### Tâches à réaliser
1/ Veuillez recopier l'extrait sur la dichotomie du contrôle entre « (Cette phrase, comme » et « pouvoir de changer. », ces deux passages compris.
2/ Répondez aux questions suivantes à l'aide de l'extrait sur la dichotomie du contrôle :
(a) Quel ouvrage d'Épictète commence par la phrase citée en ouverture ?
(b) À quel siècle vivait Solomon ibn Gabirol ?
(c) Dans quel établissement Massimo Pigliucci enseigne-t-il la philosophie ?

### Extrait choisi
▬▬▬▬▬▬
Le texte ci-dessous est la traduction française d’un article de Massimo Pigliucci intitulé “Everything you need to know about the dichotomy of control”, publié sur son blog personnel How to be a stoic. Traduction française de Sylvain Margot, relue par Maël Goarzin. Nous remercions l’auteur de cet article de nous avoir donné l’autorisation de publier la traduction de ce texte.
Massimo Pigliucci est Professeur de philosophie au City College of New York.
Tout ce que vous devez savoir sur la dichotomie du contrôle
par Massimo Pigliucci
Il y a ce qui dépend de nous, il y a ce qui ne dépend pas de nous. Dépendent de nous l’opinion, la tendance, le désir, l’aversion, en un mot, toutes nos œuvres propres ; ne dépendent pas de nous le corps, la richesse, les témoignages de considération, les hautes charges, en un mot, toutes les choses qui ne sont pas nos œuvres propres. (trad. J. Pépin)
C’est ainsi que commence le Manuel d’Épictète, son manuel de pratique stoïcienne. Il s’agit, bien entendu, du même sentiment exprimé par la prière chrétienne de la sérénité du XXe siècle, utilisée entre autres par un certain nombre de groupes d’entraide organisés en 12 étapes [de développement], tels que les Alcooliques Anonymes :
Dieu, accorde-moi la sérénité d’accepter les choses que je ne peux pas changer,
le courage de changer les choses que je peux changer
et la sagesse de savoir faire la différence.
(Cette phrase, comme je le souligne dans mon livre How to Be a Stoic, apparaît plus d’une fois dans le troublant Slaughterhouse Five de Kurt Vonnegut).
Ce sentiment se retrouve également dans un certain nombre d’autres traditions. Solomon ibn Gabirol, un philosophe juif du XIe siècle, l’a par exemple exprimé de la manière suivante :
Et ils dirent : au début de toute compréhension, il y a la réalisation de ce qui peut et de ce qui ne peut pas être, et la consolation de ce qu’il n’est pas en notre pouvoir de changer.
▬▬▬▬▬▬
### Section des données
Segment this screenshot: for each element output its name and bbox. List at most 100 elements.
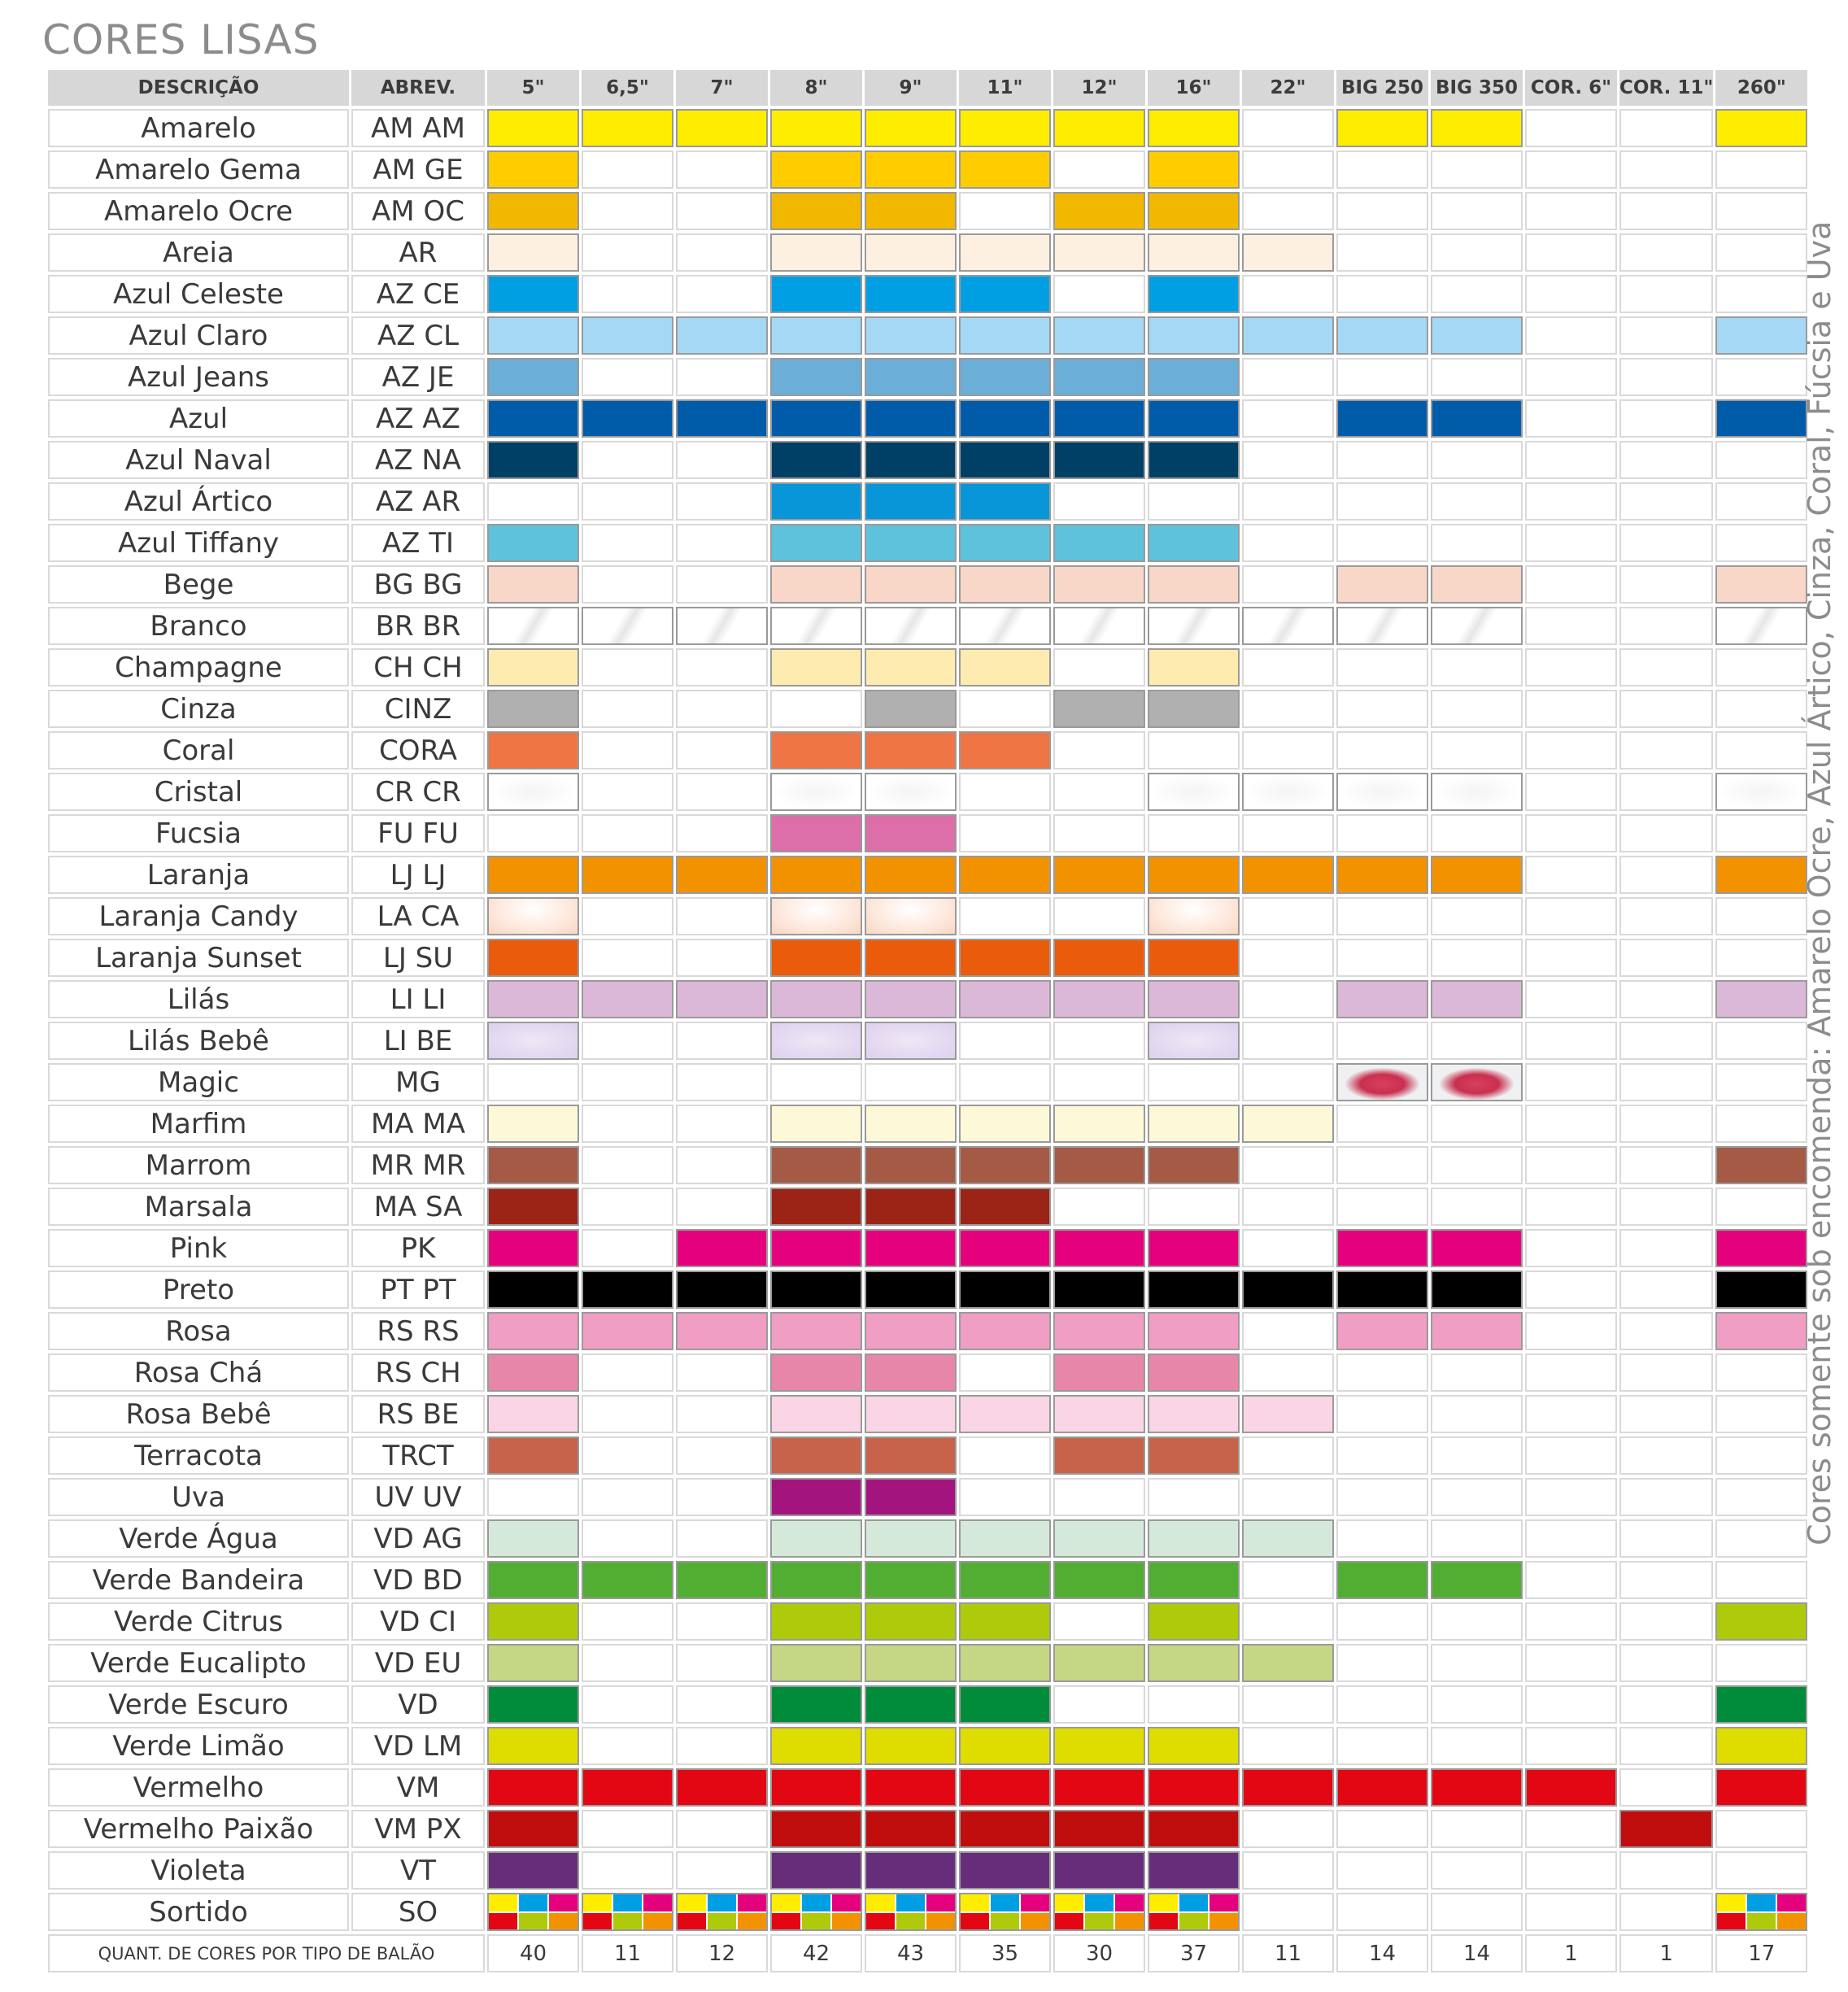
▬▬▬▬▬▬
### Réponses attendues
1/
(Cette phrase, comme je le souligne dans mon livre How to Be a Stoic, apparaît plus d’une fois dans le troublant Slaughterhouse Five de Kurt Vonnegut).
Ce sentiment se retrouve également dans un certain nombre d’autres traditions. Solomon ibn Gabirol, un philosophe juif du XIe siècle, l’a par exemple exprimé de la manière suivante :
Et ils dirent : au début de toute compréhension, il y a la réalisation de ce qui peut et de ce qui ne peut pas être, et la consolation de ce qu’il n’est pas en notre pouvoir de changer.

2/
(a) Le Manuel d'Épictète.
(b) Au XIe siècle.
(c) Au City College of New York.